[Aim]
Look through the data and write out every line with the word "representation" in it.

==== Working data ====

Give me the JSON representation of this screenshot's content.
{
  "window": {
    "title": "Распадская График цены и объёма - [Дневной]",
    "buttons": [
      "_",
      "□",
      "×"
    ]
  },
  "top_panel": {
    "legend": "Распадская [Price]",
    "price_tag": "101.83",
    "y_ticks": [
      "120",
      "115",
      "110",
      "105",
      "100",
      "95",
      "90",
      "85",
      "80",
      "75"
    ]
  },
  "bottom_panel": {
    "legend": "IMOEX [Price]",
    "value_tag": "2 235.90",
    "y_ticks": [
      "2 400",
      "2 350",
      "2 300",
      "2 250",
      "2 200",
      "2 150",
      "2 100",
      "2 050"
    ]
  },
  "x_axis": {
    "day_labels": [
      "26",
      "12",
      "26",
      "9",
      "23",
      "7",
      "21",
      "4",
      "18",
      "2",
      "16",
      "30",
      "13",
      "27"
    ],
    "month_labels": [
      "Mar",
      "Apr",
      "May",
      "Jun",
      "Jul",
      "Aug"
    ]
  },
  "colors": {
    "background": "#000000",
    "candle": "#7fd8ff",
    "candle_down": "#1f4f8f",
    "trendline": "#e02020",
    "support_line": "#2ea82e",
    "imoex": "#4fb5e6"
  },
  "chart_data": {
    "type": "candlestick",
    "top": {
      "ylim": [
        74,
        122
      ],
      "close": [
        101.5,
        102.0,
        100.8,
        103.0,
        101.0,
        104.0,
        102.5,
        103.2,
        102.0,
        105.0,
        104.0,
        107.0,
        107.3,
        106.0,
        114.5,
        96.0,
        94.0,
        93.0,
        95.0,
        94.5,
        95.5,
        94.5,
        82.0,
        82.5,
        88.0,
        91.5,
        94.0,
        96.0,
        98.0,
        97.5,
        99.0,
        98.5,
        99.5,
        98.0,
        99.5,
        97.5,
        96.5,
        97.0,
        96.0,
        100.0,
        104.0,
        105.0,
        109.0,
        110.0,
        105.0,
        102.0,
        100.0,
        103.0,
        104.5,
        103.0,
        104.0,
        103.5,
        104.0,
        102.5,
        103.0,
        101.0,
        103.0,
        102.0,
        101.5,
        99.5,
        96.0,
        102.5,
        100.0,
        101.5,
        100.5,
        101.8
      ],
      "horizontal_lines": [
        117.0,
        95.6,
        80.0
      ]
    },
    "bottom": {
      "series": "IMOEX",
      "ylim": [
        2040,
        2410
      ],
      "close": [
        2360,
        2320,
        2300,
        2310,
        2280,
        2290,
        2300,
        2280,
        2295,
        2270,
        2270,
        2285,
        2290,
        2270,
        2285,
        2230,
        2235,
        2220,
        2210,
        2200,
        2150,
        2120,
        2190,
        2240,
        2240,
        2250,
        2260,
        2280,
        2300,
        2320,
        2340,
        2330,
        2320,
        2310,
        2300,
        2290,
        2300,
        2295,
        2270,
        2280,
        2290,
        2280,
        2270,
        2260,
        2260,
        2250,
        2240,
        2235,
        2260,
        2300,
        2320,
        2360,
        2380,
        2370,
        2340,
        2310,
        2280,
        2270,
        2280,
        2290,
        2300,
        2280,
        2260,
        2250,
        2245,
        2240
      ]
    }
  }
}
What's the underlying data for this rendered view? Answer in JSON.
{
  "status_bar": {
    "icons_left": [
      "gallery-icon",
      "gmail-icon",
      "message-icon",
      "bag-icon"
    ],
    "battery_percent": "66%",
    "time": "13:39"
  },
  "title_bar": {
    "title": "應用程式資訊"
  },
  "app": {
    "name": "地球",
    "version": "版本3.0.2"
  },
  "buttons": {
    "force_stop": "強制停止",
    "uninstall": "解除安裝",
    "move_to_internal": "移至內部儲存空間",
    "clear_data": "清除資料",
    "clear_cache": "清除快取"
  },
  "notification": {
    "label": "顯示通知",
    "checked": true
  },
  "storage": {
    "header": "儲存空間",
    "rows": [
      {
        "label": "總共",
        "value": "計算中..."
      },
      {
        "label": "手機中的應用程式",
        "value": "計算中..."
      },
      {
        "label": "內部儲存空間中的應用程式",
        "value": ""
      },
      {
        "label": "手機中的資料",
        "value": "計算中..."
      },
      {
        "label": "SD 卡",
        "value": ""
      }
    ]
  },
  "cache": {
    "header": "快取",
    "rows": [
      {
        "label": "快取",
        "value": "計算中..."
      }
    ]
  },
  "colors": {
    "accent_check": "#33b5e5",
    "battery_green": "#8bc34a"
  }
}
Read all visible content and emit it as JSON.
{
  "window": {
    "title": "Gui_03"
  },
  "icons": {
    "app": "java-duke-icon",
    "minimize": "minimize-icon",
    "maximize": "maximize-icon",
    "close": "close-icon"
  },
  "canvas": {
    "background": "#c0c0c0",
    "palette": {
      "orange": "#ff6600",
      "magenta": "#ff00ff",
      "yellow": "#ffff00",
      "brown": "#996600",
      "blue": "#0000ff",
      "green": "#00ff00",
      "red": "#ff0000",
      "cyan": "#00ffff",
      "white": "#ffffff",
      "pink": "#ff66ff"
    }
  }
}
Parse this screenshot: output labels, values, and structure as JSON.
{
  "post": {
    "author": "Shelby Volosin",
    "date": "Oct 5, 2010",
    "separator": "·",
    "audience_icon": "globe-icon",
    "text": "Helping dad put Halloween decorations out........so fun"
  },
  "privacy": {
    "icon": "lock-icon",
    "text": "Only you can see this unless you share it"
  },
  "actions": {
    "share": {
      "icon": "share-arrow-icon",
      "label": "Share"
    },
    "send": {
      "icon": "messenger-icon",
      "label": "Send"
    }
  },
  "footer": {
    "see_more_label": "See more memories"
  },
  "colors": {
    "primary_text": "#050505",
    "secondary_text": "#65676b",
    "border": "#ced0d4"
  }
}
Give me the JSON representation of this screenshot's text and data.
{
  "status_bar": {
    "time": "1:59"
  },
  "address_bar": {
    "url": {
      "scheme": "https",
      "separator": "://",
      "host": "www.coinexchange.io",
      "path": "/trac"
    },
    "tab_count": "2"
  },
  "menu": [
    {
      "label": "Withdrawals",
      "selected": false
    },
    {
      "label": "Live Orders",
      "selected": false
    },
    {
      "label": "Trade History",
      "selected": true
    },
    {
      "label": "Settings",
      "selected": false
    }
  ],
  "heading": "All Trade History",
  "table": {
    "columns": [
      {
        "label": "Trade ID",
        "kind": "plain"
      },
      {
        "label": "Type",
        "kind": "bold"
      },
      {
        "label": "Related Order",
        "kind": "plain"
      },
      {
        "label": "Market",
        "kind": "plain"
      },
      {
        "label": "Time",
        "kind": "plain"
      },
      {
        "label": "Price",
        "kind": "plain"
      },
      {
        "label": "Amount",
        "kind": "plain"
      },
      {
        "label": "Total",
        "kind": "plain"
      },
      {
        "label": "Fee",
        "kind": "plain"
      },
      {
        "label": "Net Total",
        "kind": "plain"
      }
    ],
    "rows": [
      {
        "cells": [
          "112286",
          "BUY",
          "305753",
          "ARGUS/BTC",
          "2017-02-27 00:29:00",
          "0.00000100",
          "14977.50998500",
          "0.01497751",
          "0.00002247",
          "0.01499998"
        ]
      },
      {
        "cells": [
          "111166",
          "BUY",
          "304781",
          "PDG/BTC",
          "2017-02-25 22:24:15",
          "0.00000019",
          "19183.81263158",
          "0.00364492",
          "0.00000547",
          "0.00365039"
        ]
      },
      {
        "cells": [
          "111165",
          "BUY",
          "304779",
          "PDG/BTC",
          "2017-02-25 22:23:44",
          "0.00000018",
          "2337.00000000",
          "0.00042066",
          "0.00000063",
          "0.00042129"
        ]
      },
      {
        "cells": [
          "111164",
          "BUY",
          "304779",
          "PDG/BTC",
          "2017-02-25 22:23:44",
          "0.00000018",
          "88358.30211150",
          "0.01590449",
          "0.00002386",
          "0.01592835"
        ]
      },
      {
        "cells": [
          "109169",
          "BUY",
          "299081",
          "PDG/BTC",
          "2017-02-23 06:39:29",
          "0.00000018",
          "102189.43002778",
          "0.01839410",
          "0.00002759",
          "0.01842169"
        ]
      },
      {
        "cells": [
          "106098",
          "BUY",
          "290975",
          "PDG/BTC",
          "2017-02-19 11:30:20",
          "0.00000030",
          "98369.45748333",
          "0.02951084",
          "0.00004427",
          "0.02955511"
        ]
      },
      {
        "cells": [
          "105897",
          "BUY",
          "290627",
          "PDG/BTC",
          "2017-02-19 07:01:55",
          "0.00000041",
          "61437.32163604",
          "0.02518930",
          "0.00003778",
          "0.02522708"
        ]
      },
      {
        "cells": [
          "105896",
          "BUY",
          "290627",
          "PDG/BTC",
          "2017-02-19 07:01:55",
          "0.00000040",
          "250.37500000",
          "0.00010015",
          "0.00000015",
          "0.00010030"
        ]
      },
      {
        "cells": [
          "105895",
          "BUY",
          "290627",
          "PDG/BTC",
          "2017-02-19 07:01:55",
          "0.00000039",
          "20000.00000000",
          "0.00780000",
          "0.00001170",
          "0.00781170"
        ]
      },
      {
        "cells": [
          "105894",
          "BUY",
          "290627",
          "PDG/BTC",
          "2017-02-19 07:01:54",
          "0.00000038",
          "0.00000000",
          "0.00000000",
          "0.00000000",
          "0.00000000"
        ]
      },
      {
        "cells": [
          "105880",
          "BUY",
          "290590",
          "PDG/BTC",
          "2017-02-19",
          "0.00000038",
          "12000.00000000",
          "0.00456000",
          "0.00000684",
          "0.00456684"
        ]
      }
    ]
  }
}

====

[Response to the exercise]
Give me the JSON representation of this screenshot's content.
Give me the JSON representation of this screenshot's text and data.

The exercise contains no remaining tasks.